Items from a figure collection
* BEGIN *

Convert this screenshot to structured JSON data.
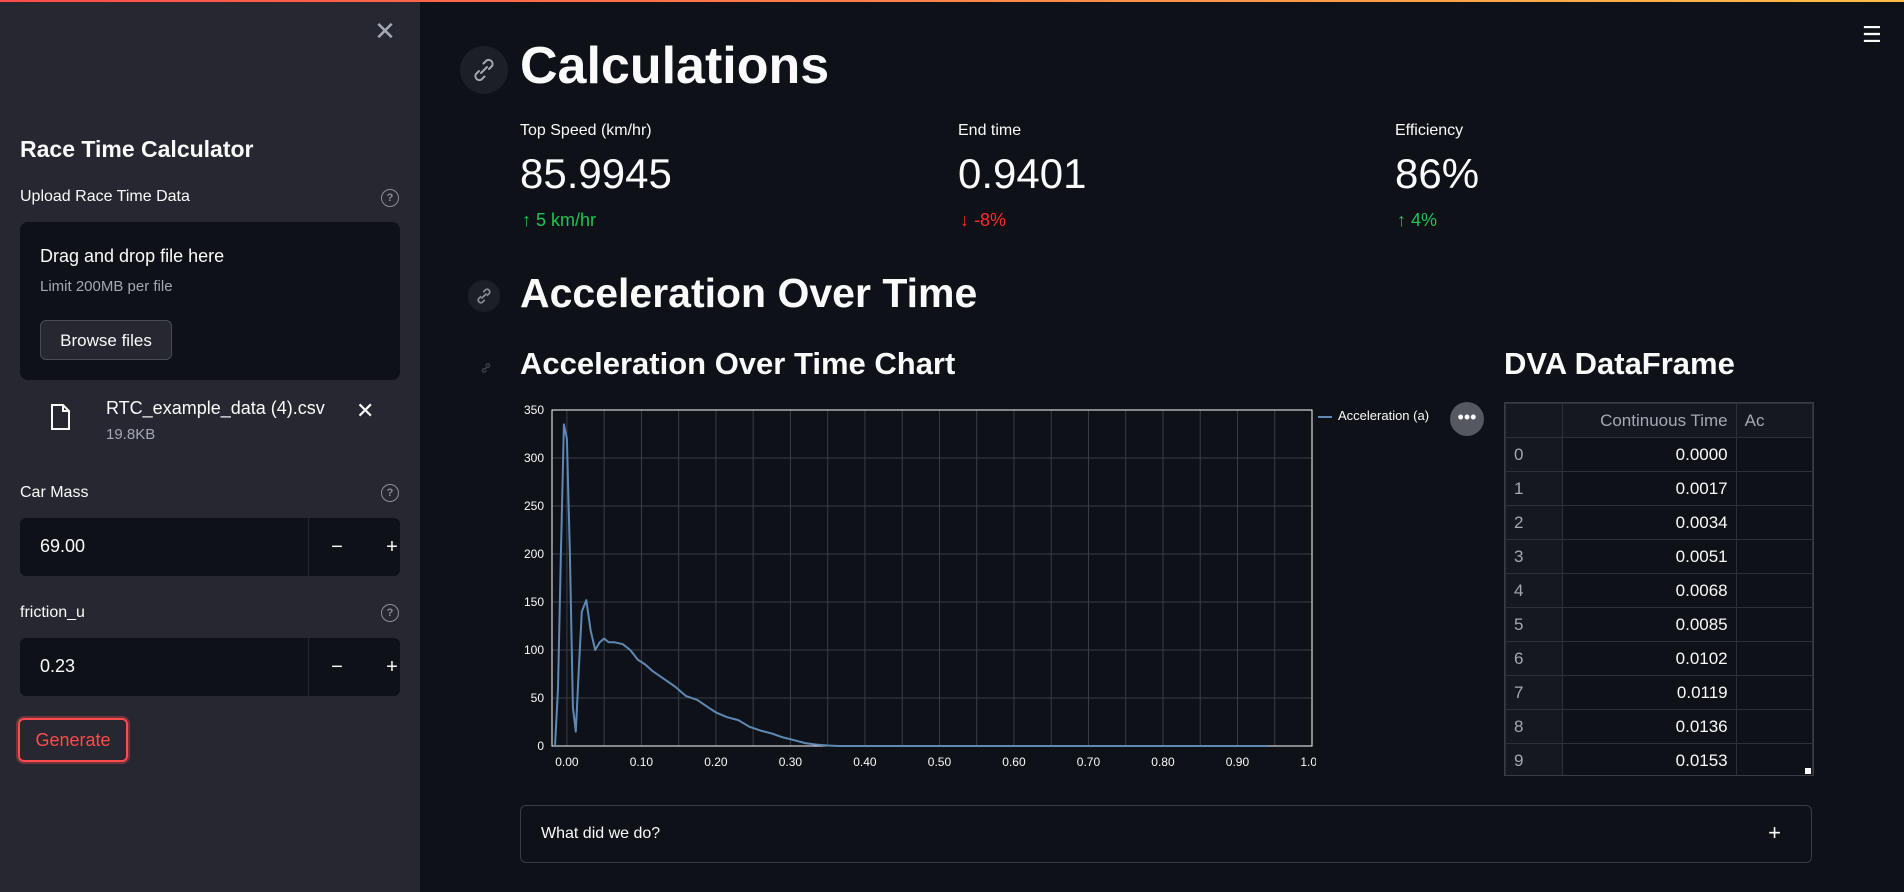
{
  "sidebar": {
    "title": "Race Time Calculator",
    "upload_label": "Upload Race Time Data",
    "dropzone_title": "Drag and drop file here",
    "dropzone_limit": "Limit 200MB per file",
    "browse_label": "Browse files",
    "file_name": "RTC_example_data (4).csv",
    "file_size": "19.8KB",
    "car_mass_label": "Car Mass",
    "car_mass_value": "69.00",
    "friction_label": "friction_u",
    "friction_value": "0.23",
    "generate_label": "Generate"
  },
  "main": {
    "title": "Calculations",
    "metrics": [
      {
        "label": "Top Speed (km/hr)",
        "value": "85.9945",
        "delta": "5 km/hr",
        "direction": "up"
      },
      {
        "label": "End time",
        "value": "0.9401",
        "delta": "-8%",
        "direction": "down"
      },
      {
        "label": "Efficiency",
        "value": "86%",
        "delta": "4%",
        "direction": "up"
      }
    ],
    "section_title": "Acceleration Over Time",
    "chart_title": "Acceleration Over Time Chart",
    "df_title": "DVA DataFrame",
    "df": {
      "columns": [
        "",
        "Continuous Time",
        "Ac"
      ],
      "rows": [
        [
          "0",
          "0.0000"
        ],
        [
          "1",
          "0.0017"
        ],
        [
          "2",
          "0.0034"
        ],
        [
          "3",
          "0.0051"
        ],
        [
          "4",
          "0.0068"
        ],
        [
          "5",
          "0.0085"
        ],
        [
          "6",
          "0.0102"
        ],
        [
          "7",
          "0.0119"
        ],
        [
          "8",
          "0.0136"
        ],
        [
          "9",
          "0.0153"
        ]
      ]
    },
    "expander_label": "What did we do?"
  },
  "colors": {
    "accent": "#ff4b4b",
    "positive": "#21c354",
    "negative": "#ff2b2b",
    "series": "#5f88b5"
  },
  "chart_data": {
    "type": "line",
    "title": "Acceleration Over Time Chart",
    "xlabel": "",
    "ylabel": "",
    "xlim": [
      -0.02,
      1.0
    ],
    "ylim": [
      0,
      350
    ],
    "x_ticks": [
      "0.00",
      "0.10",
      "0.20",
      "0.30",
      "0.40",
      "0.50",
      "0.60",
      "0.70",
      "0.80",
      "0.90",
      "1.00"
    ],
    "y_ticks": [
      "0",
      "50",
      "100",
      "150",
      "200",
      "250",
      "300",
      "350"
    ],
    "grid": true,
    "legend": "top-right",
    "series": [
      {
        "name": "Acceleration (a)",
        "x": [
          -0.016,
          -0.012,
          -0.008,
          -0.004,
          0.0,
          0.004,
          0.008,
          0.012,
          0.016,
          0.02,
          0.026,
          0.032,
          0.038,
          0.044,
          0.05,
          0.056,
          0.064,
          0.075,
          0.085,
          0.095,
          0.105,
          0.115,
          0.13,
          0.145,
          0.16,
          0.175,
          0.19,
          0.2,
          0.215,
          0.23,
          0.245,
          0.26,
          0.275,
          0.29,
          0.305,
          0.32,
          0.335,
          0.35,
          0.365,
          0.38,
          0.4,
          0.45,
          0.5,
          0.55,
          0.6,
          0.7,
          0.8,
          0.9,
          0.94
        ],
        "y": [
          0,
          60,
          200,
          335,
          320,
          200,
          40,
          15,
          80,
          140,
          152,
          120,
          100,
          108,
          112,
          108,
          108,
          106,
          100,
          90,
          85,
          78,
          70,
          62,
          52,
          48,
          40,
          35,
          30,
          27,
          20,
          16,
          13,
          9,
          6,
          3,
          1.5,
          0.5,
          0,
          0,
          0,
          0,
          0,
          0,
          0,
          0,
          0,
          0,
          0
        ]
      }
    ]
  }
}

* END *

Copy out all lines that carry the word "Over".

    "section_title": "Acceleration Over Time",
    "chart_title": "Acceleration Over Time Chart",
    "title": "Acceleration Over Time Chart",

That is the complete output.